===== PROVIDED INFORMATION =====

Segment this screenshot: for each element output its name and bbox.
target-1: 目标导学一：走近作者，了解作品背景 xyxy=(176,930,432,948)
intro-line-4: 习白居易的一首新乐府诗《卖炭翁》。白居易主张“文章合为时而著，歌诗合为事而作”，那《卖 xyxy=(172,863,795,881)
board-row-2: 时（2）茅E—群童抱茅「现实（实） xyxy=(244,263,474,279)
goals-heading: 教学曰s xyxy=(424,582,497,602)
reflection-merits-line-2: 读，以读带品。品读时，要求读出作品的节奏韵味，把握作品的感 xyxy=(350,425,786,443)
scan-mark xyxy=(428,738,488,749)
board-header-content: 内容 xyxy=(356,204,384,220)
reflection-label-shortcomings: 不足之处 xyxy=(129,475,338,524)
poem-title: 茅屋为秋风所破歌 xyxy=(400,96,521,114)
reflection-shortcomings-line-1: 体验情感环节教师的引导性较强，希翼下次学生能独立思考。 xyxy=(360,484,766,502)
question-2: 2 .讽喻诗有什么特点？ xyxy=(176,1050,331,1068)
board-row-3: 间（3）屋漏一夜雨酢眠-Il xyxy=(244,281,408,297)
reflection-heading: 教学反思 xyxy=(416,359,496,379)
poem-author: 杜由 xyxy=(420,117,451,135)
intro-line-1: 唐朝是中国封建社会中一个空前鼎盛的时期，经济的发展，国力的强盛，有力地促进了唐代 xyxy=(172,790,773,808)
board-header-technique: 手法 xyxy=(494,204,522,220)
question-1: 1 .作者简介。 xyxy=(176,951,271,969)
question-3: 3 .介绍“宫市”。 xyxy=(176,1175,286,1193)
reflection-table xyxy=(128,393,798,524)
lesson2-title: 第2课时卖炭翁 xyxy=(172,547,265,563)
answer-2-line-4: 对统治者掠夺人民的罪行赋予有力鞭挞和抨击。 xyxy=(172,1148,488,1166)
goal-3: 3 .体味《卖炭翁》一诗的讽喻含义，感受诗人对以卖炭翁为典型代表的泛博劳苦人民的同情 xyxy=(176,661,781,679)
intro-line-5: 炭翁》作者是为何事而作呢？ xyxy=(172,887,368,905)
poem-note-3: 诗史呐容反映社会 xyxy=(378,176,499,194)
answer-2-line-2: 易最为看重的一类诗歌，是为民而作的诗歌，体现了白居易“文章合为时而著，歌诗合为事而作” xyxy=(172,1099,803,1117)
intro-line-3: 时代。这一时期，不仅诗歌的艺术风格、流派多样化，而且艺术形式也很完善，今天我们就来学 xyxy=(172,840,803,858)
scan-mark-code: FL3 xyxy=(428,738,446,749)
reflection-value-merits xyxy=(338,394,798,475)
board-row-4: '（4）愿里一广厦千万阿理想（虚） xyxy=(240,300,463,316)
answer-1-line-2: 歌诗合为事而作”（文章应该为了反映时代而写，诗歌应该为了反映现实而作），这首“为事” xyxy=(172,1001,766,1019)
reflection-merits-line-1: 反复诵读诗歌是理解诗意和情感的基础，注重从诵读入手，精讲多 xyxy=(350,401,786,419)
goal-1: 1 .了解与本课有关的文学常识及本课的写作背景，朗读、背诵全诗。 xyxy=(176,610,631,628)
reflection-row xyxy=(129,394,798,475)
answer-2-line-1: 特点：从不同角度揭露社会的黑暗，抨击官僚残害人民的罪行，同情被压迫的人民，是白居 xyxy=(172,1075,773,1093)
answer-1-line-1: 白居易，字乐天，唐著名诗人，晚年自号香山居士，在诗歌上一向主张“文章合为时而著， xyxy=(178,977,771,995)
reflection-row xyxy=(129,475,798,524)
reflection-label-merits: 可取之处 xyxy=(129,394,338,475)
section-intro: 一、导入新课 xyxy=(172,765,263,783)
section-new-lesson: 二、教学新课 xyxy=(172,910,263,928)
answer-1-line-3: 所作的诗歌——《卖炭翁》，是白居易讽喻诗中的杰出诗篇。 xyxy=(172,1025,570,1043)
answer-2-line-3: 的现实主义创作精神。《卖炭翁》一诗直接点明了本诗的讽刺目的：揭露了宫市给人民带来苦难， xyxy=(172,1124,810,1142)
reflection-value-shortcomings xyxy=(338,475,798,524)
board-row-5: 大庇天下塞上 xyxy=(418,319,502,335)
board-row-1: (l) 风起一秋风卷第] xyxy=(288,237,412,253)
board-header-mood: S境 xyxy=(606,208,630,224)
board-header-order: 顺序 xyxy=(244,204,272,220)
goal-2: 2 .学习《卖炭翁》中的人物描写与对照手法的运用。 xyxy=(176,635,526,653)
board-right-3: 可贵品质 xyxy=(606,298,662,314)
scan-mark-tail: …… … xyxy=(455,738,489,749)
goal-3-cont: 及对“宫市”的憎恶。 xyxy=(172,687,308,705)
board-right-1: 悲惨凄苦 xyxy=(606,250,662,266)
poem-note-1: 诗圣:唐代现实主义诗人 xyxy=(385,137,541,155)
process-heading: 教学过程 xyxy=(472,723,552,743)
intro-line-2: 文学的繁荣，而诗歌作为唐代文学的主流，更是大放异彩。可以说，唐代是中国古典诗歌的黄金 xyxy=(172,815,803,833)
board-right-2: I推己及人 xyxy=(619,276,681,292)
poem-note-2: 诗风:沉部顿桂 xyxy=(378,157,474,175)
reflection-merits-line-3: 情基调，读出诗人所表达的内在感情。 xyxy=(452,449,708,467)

=====

**DIRECTIONS:**
Reproduce the records verbatim, starting with their first line and ending with the line that contains "reflection-label-merits: 可取之处 xyxy=(129,394,338,475)", including both ends.

**EXPECTED ANSWER:**
Segment this screenshot: for each element output its name and bbox.
target-1: 目标导学一：走近作者，了解作品背景 xyxy=(176,930,432,948)
intro-line-4: 习白居易的一首新乐府诗《卖炭翁》。白居易主张“文章合为时而著，歌诗合为事而作”，那《卖 xyxy=(172,863,795,881)
board-row-2: 时（2）茅E—群童抱茅「现实（实） xyxy=(244,263,474,279)
goals-heading: 教学曰s xyxy=(424,582,497,602)
reflection-merits-line-2: 读，以读带品。品读时，要求读出作品的节奏韵味，把握作品的感 xyxy=(350,425,786,443)
scan-mark xyxy=(428,738,488,749)
board-header-content: 内容 xyxy=(356,204,384,220)
reflection-label-shortcomings: 不足之处 xyxy=(129,475,338,524)
poem-title: 茅屋为秋风所破歌 xyxy=(400,96,521,114)
reflection-shortcomings-line-1: 体验情感环节教师的引导性较强，希翼下次学生能独立思考。 xyxy=(360,484,766,502)
question-2: 2 .讽喻诗有什么特点？ xyxy=(176,1050,331,1068)
board-row-3: 间（3）屋漏一夜雨酢眠-Il xyxy=(244,281,408,297)
reflection-heading: 教学反思 xyxy=(416,359,496,379)
poem-author: 杜由 xyxy=(420,117,451,135)
intro-line-1: 唐朝是中国封建社会中一个空前鼎盛的时期，经济的发展，国力的强盛，有力地促进了唐代 xyxy=(172,790,773,808)
board-header-technique: 手法 xyxy=(494,204,522,220)
question-1: 1 .作者简介。 xyxy=(176,951,271,969)
question-3: 3 .介绍“宫市”。 xyxy=(176,1175,286,1193)
reflection-table xyxy=(128,393,798,524)
lesson2-title: 第2课时卖炭翁 xyxy=(172,547,265,563)
answer-2-line-4: 对统治者掠夺人民的罪行赋予有力鞭挞和抨击。 xyxy=(172,1148,488,1166)
goal-3: 3 .体味《卖炭翁》一诗的讽喻含义，感受诗人对以卖炭翁为典型代表的泛博劳苦人民的同情 xyxy=(176,661,781,679)
intro-line-5: 炭翁》作者是为何事而作呢？ xyxy=(172,887,368,905)
poem-note-3: 诗史呐容反映社会 xyxy=(378,176,499,194)
answer-2-line-2: 易最为看重的一类诗歌，是为民而作的诗歌，体现了白居易“文章合为时而著，歌诗合为事而作” xyxy=(172,1099,803,1117)
intro-line-3: 时代。这一时期，不仅诗歌的艺术风格、流派多样化，而且艺术形式也很完善，今天我们就来学 xyxy=(172,840,803,858)
scan-mark-code: FL3 xyxy=(428,738,446,749)
reflection-value-merits xyxy=(338,394,798,475)
board-row-4: '（4）愿里一广厦千万阿理想（虚） xyxy=(240,300,463,316)
answer-1-line-2: 歌诗合为事而作”（文章应该为了反映时代而写，诗歌应该为了反映现实而作），这首“为事” xyxy=(172,1001,766,1019)
reflection-merits-line-1: 反复诵读诗歌是理解诗意和情感的基础，注重从诵读入手，精讲多 xyxy=(350,401,786,419)
goal-1: 1 .了解与本课有关的文学常识及本课的写作背景，朗读、背诵全诗。 xyxy=(176,610,631,628)
reflection-row xyxy=(129,394,798,475)
answer-2-line-1: 特点：从不同角度揭露社会的黑暗，抨击官僚残害人民的罪行，同情被压迫的人民，是白居 xyxy=(172,1075,773,1093)
answer-1-line-1: 白居易，字乐天，唐著名诗人，晚年自号香山居士，在诗歌上一向主张“文章合为时而著， xyxy=(178,977,771,995)
reflection-row xyxy=(129,475,798,524)
reflection-label-merits: 可取之处 xyxy=(129,394,338,475)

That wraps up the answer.